Collected data:
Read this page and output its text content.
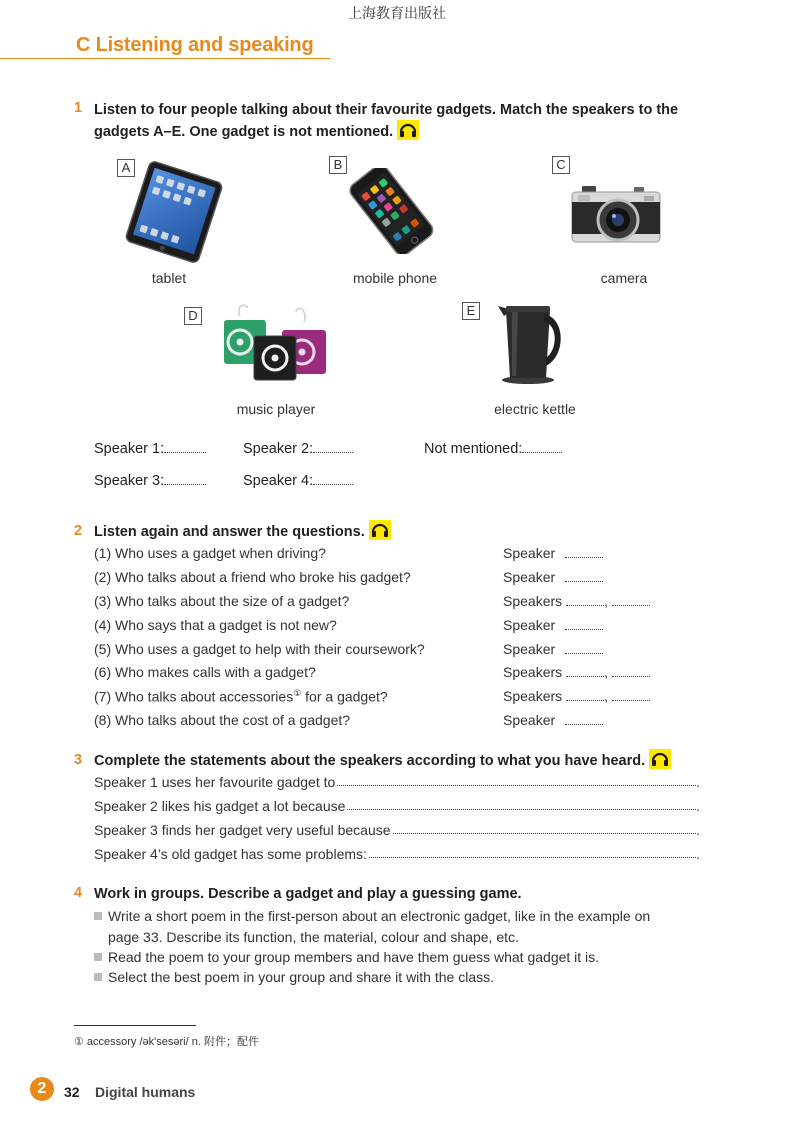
上海教育出版社
C Listening and speaking
1 Listen to four people talking about their favourite gadgets. Match the speakers to the
gadgets A–E. One gadget is not mentioned.
A
tablet
B
mobile phone
C
camera
D
music player
E
electric kettle
Speaker 1:	Speaker 2:	Not mentioned:
Speaker 3:	Speaker 4:
2 Listen again and answer the questions.
(1) Who uses a gadget when driving?	Speaker
(2) Who talks about a friend who broke his gadget?	Speaker
(3) Who talks about the size of a gadget?	Speakers	,
(4) Who says that a gadget is not new?	Speaker
(5) Who uses a gadget to help with their coursework?	Speaker
(6) Who makes calls with a gadget?	Speakers	,
(7) Who talks about accessories① for a gadget?	Speakers	,
(8) Who talks about the cost of a gadget?	Speaker
3 Complete the statements about the speakers according to what you have heard.
Speaker 1 uses her favourite gadget to	.
Speaker 2 likes his gadget a lot because	.
Speaker 3 finds her gadget very useful because	.
Speaker 4’s old gadget has some problems:	.
4 Work in groups. Describe a gadget and play a guessing game.
Write a short poem in the first-person about an electronic gadget, like in the example on
page 33. Describe its function, the material, colour and shape, etc.
Read the poem to your group members and have them guess what gadget it is.
Select the best poem in your group and share it with the class.
① accessory /ək'sesəri/ n. 附件；配件
2	32 Digital humans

▶ EXERCISE DIRECTIONS: Pick each line holding the word "uses" out of the listing.

▶ COMPLETED EXERCISE:
(1) Who uses a gadget when driving?	Speaker
(5) Who uses a gadget to help with their coursework?	Speaker
Speaker 1 uses her favourite gadget to	.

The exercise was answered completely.